--- Start of Source records ---

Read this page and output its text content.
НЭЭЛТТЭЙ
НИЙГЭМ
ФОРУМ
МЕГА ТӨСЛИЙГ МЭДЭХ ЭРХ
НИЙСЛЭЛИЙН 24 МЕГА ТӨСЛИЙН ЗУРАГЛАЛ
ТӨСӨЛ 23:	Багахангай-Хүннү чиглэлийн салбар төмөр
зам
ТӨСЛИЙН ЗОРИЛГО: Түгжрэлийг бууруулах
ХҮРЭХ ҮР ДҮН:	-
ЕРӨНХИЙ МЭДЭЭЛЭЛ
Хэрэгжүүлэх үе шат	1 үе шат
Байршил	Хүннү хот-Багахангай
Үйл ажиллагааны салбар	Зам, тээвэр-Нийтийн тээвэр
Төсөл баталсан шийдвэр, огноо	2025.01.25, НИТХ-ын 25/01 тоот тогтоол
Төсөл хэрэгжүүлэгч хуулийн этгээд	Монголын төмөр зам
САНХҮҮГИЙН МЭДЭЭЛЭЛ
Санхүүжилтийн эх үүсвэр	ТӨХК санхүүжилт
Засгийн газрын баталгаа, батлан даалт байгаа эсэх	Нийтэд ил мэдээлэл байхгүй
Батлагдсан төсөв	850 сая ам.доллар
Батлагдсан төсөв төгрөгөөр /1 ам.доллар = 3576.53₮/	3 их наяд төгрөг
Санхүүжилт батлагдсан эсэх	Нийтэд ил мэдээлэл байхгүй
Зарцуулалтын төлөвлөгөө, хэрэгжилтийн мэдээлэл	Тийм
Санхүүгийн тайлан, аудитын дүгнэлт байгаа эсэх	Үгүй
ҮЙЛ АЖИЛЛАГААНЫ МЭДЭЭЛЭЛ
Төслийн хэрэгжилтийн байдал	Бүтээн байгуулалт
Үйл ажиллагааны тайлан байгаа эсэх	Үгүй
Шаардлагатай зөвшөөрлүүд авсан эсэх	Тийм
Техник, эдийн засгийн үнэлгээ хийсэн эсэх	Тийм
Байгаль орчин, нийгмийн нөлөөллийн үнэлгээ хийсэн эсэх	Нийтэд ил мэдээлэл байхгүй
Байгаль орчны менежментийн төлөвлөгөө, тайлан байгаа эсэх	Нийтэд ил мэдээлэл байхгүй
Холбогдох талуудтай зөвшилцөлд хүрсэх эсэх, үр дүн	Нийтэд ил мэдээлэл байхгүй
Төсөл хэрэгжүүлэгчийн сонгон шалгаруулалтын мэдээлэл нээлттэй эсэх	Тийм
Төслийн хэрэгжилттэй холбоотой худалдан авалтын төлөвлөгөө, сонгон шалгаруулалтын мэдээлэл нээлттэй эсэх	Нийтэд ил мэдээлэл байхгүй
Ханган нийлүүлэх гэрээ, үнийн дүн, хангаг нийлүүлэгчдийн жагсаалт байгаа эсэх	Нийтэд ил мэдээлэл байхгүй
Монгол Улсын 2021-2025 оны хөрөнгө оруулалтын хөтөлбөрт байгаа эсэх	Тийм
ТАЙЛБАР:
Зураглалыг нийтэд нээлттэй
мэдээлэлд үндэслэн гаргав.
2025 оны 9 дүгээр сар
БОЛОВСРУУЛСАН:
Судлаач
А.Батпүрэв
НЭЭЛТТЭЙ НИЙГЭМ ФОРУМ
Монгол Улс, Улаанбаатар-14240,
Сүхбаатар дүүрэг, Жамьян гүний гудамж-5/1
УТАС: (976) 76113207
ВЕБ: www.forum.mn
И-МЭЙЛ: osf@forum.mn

--- End of Source records ---

[Required work]:
Above are the records. Copy every line in them holding "хийсэн".

[The result]:
Техник, эдийн засгийн үнэлгээ хийсэн эсэх	Тийм
Байгаль орчин, нийгмийн нөлөөллийн үнэлгээ хийсэн эсэх	Нийтэд ил мэдээлэл байхгүй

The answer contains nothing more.